■ SHORT EXERCISE
Pull every line of the entries that has the word "fabrics".

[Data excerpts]
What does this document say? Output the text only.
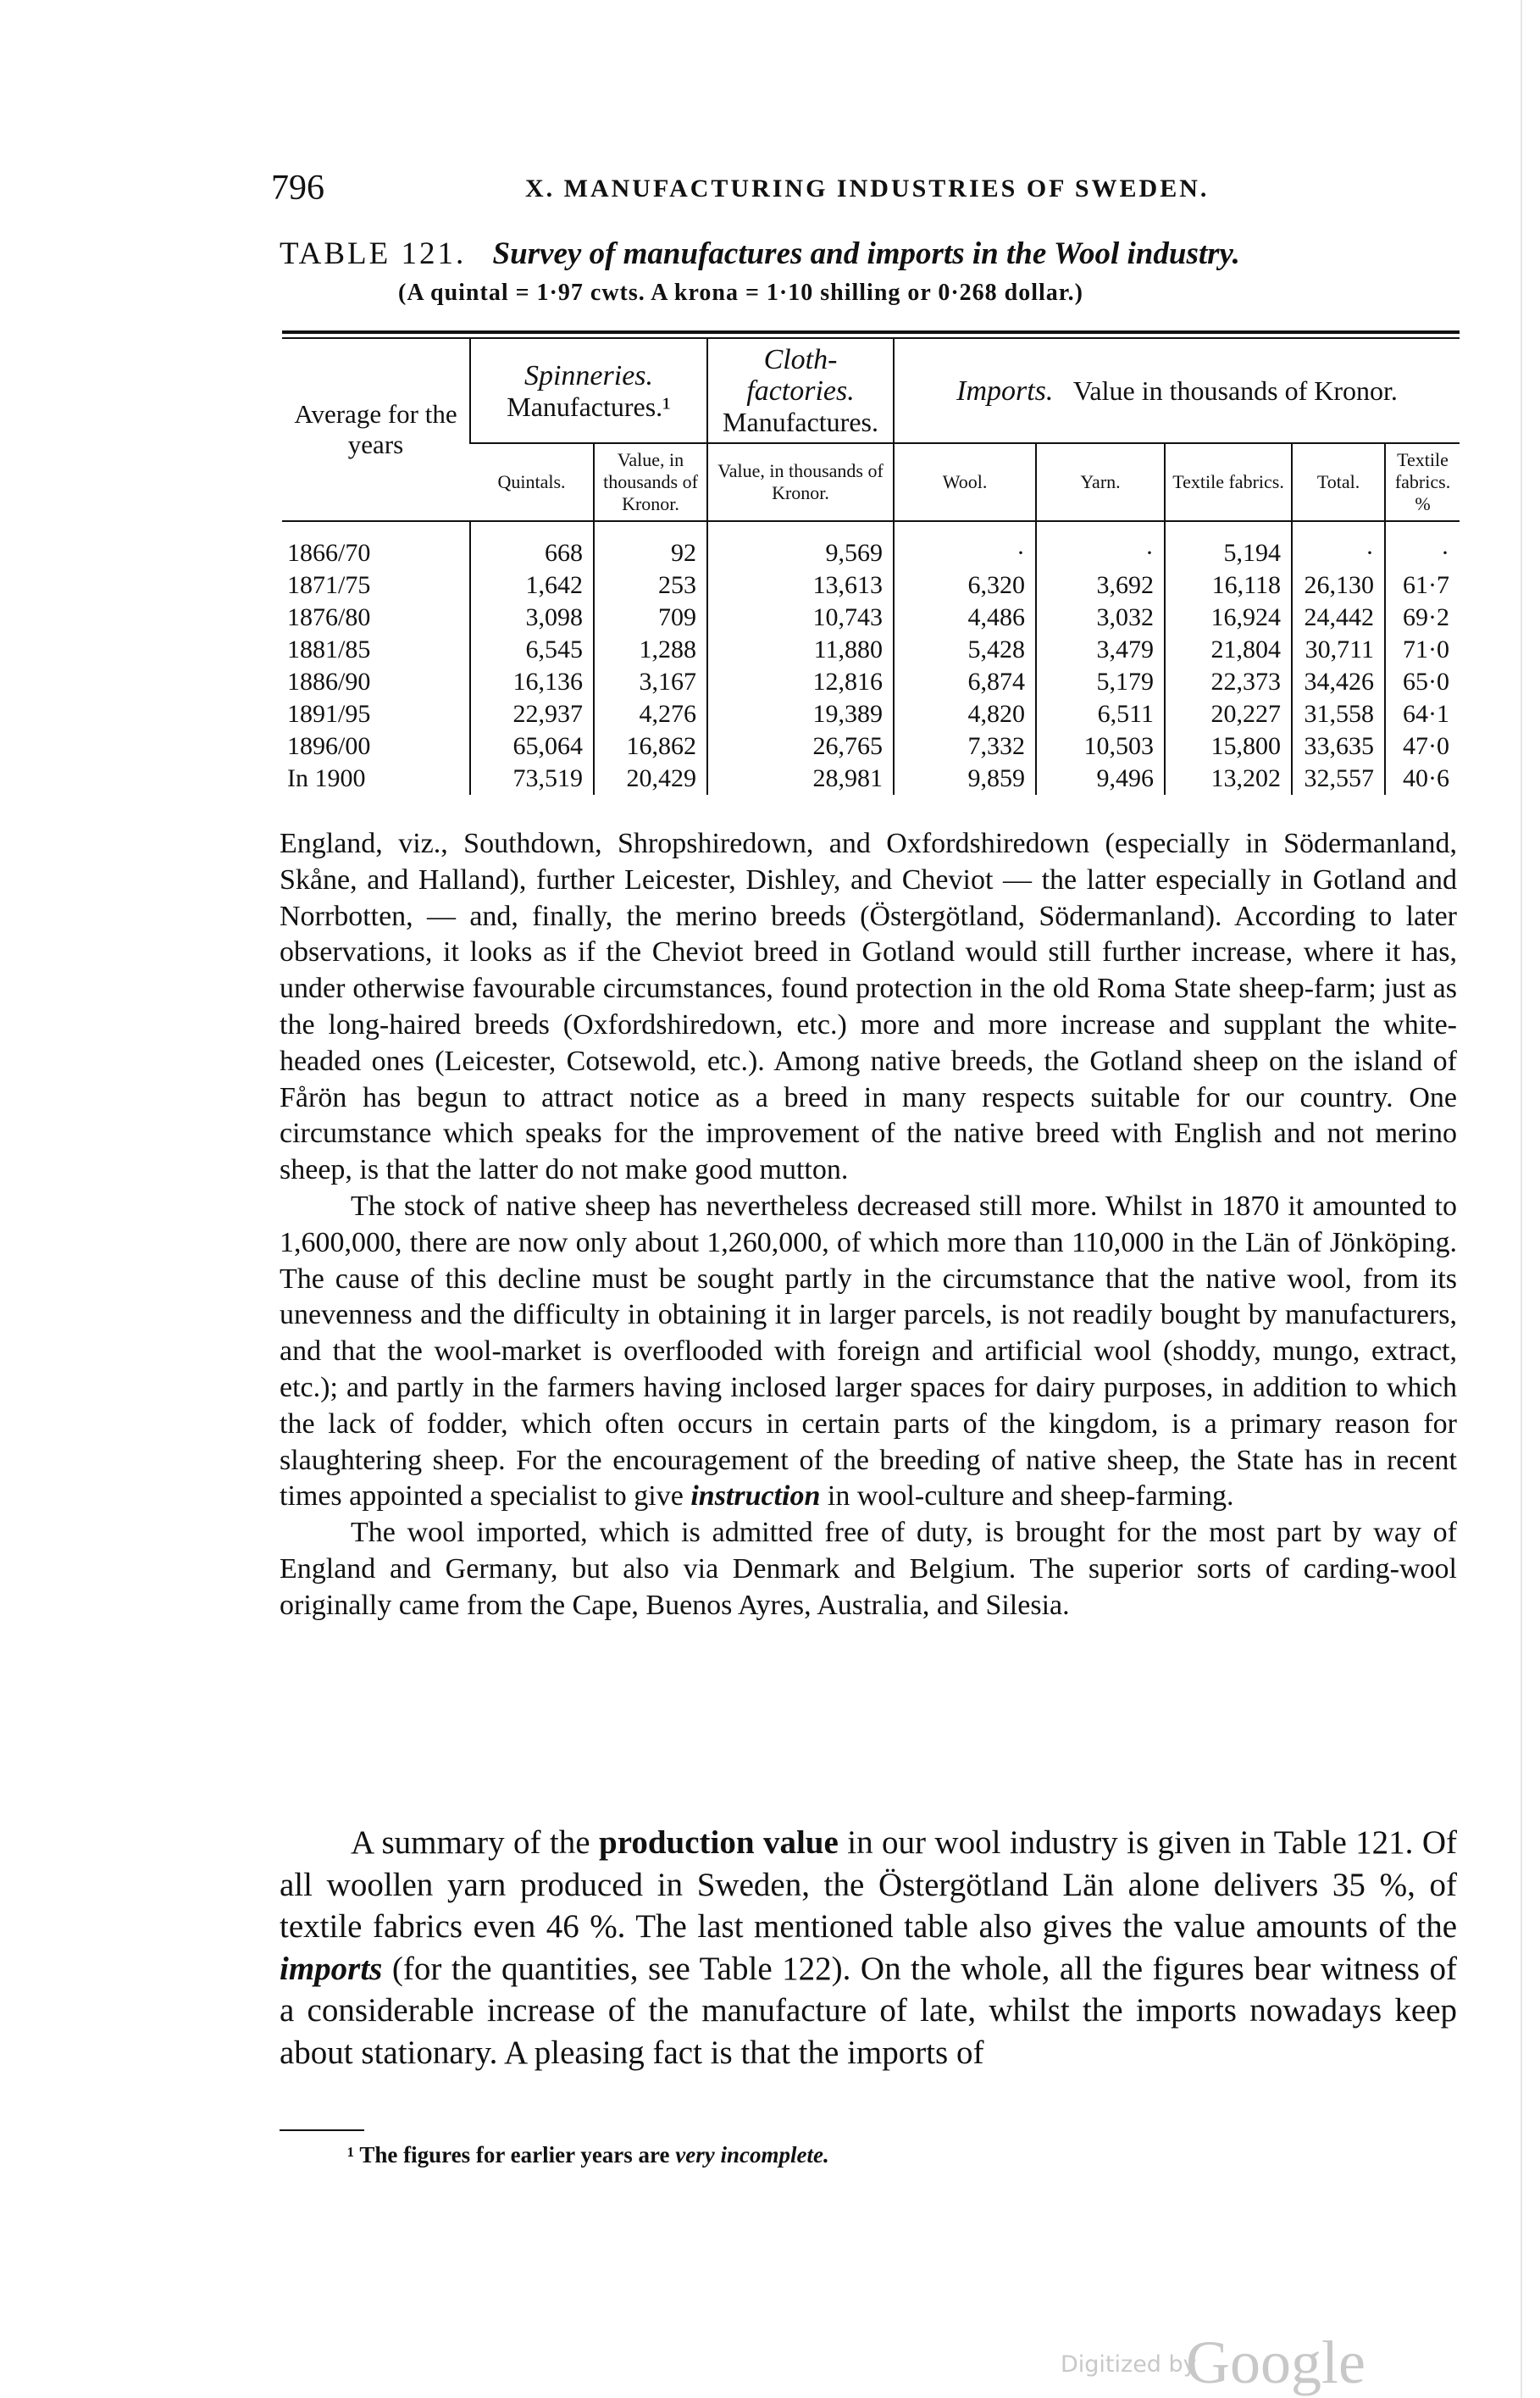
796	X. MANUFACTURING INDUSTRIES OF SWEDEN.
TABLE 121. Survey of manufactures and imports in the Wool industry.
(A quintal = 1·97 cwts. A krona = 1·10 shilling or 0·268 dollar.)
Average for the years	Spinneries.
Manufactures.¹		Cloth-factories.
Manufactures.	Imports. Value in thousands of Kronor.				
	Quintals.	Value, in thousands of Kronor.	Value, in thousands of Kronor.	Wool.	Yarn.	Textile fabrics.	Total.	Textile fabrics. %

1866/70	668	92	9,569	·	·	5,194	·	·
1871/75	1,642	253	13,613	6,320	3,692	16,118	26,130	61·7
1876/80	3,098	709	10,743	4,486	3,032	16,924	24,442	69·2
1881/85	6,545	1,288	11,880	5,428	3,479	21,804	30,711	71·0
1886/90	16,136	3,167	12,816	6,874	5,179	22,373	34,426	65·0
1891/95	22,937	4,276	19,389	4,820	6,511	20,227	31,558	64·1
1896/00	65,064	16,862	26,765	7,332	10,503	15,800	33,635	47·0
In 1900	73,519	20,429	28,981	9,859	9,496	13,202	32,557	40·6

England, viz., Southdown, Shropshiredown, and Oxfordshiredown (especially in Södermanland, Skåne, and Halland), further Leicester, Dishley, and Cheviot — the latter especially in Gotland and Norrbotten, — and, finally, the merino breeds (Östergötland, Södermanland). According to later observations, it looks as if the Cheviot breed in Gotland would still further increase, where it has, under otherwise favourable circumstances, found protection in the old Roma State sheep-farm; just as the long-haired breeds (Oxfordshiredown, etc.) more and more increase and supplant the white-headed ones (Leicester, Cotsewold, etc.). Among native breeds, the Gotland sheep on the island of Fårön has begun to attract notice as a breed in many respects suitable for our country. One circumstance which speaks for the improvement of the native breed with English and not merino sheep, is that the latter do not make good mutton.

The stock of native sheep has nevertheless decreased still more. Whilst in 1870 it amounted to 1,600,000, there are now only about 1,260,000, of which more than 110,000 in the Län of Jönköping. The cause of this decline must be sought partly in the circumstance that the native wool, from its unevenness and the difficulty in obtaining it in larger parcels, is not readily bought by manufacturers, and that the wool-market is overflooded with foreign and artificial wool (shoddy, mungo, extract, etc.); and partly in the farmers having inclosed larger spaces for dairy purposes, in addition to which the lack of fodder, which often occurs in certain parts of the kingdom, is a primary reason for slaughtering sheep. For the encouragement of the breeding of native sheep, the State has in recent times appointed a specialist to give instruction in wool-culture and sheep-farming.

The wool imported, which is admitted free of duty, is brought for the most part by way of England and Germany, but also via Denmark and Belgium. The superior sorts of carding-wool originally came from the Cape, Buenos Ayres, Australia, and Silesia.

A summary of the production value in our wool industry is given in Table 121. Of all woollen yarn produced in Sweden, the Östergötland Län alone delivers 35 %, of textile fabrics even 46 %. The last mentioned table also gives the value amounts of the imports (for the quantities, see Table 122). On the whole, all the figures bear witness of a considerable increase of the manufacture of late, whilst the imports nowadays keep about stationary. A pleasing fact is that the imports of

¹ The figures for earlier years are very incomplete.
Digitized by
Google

---

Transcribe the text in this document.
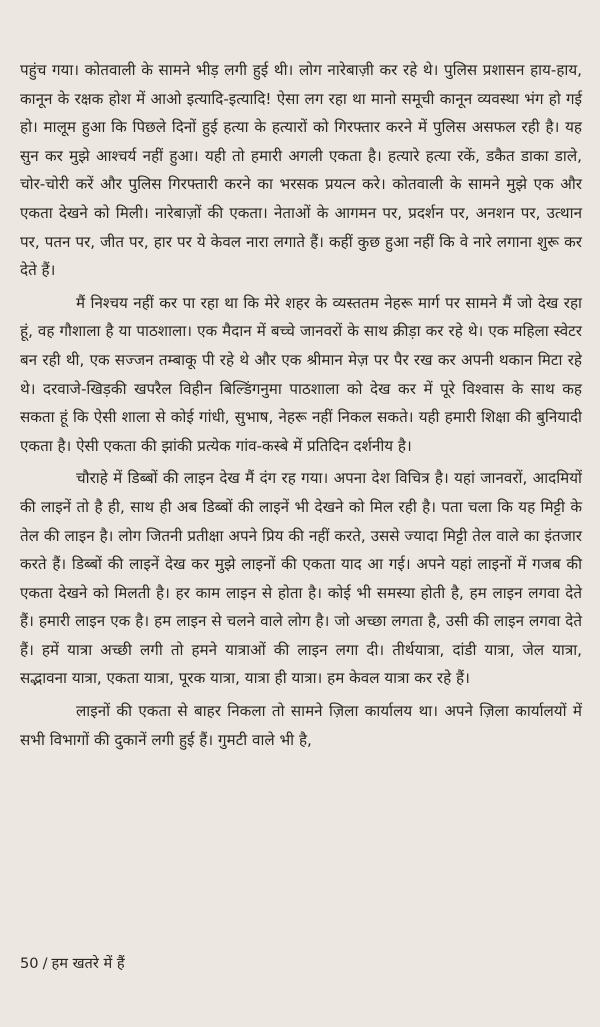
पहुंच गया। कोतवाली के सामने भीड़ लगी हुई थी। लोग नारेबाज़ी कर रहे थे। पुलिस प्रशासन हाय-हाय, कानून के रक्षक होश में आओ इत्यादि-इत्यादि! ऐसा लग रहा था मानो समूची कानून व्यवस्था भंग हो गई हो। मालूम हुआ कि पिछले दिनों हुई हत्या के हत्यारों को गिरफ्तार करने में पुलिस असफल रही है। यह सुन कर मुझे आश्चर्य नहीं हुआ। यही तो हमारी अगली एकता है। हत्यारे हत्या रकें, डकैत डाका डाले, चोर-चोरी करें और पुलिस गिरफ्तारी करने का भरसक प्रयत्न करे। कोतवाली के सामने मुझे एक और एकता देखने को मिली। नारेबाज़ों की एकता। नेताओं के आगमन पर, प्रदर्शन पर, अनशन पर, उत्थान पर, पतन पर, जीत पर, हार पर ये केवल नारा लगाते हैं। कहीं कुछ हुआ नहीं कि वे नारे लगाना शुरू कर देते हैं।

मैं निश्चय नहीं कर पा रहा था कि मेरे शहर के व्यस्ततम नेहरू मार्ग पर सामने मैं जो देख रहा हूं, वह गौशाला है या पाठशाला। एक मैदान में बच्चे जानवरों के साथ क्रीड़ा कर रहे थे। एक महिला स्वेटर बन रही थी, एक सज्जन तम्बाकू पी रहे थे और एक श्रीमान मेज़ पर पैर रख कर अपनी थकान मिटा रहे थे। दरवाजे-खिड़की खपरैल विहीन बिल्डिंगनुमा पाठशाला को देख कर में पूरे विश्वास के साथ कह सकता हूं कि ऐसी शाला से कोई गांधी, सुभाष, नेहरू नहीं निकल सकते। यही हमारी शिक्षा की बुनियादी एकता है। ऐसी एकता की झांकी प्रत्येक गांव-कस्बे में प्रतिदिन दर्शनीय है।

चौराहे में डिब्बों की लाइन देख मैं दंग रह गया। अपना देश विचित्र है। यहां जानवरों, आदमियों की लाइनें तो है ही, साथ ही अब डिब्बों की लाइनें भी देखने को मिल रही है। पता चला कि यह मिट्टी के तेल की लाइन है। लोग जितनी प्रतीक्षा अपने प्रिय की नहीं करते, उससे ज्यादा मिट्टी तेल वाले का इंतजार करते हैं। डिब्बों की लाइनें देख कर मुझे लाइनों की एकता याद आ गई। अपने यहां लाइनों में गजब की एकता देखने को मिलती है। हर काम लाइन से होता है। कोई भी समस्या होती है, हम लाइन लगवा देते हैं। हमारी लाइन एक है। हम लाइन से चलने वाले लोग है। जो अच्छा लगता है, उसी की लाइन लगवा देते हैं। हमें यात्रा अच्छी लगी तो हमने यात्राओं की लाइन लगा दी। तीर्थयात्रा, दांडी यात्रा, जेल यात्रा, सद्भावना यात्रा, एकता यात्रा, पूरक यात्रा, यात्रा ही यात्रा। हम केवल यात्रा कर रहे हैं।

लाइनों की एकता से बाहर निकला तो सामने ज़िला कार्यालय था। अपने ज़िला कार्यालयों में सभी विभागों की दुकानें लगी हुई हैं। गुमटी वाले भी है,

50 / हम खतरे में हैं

■ REPLY
	Quintals.	Value, in thousands of Kronor.	Value, in thousands of Kronor.	Wool.	Yarn.	Textile fabrics.	Total.	Textile fabrics. %
A summary of the production value in our wool industry is given in Table 121. Of all woollen yarn produced in Sweden, the Östergötland Län alone delivers 35 %, of textile fabrics even 46 %. The last mentioned table also gives the value amounts of the imports (for the quantities, see Table 122). On the whole, all the figures bear witness of a considerable increase of the manufacture of late, whilst the imports nowadays keep about stationary. A pleasing fact is that the imports of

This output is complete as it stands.